- Task goal -
Transcribe every entry word for word, but skip the images.

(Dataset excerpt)
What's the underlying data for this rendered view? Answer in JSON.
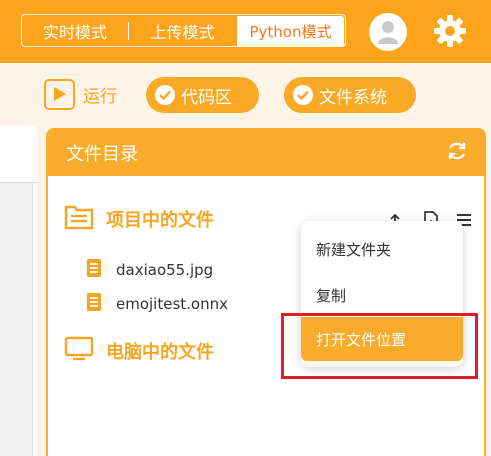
{
  "modes": [
    {
      "label": "实时模式",
      "active": false
    },
    {
      "label": "上传模式",
      "active": false
    },
    {
      "label": "Python模式",
      "active": true
    }
  ],
  "toolbar": {
    "run_label": "运行",
    "code_label": "代码区",
    "fs_label": "文件系统"
  },
  "icons": {
    "avatar": "user-avatar-icon",
    "settings": "gear-icon",
    "run": "play-icon",
    "refresh": "refresh-icon",
    "folder": "folder-icon",
    "file": "file-icon",
    "monitor": "monitor-icon",
    "upload": "upload-icon",
    "new_file": "new-file-icon",
    "menu": "menu-icon"
  },
  "file_panel": {
    "title": "文件目录",
    "project_section": "项目中的文件",
    "computer_section": "电脑中的文件",
    "files": [
      "daxiao55.jpg",
      "emojitest.onnx"
    ]
  },
  "context_menu": {
    "items": [
      "新建文件夹",
      "复制",
      "打开文件位置"
    ],
    "selected_index": 2
  },
  "colors": {
    "accent": "#f9ac2b",
    "topbar": "#fba41c",
    "highlight_outline": "#e21d24",
    "active_mode_text": "#f5781f"
  }
}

- Task result -
What's the underlying data for this rendered view? Answer in JSON.
{
  "modes": [
    {
      "label": "实时模式",
      "active": false
    },
    {
      "label": "上传模式",
      "active": false
    },
    {
      "label": "Python模式",
      "active": true
    }
  ],
  "toolbar": {
    "run_label": "运行",
    "code_label": "代码区",
    "fs_label": "文件系统"
  },
  "icons": {
    "avatar": "user-avatar-icon",
    "settings": "gear-icon",
    "run": "play-icon",
    "refresh": "refresh-icon",
    "folder": "folder-icon",
    "file": "file-icon",
    "monitor": "monitor-icon",
    "upload": "upload-icon",
    "new_file": "new-file-icon",
    "menu": "menu-icon"
  },
  "file_panel": {
    "title": "文件目录",
    "project_section": "项目中的文件",
    "computer_section": "电脑中的文件",
    "files": [
      "daxiao55.jpg",
      "emojitest.onnx"
    ]
  },
  "context_menu": {
    "items": [
      "新建文件夹",
      "复制",
      "打开文件位置"
    ],
    "selected_index": 2
  },
  "colors": {
    "accent": "#f9ac2b",
    "topbar": "#fba41c",
    "highlight_outline": "#e21d24",
    "active_mode_text": "#f5781f"
  }
}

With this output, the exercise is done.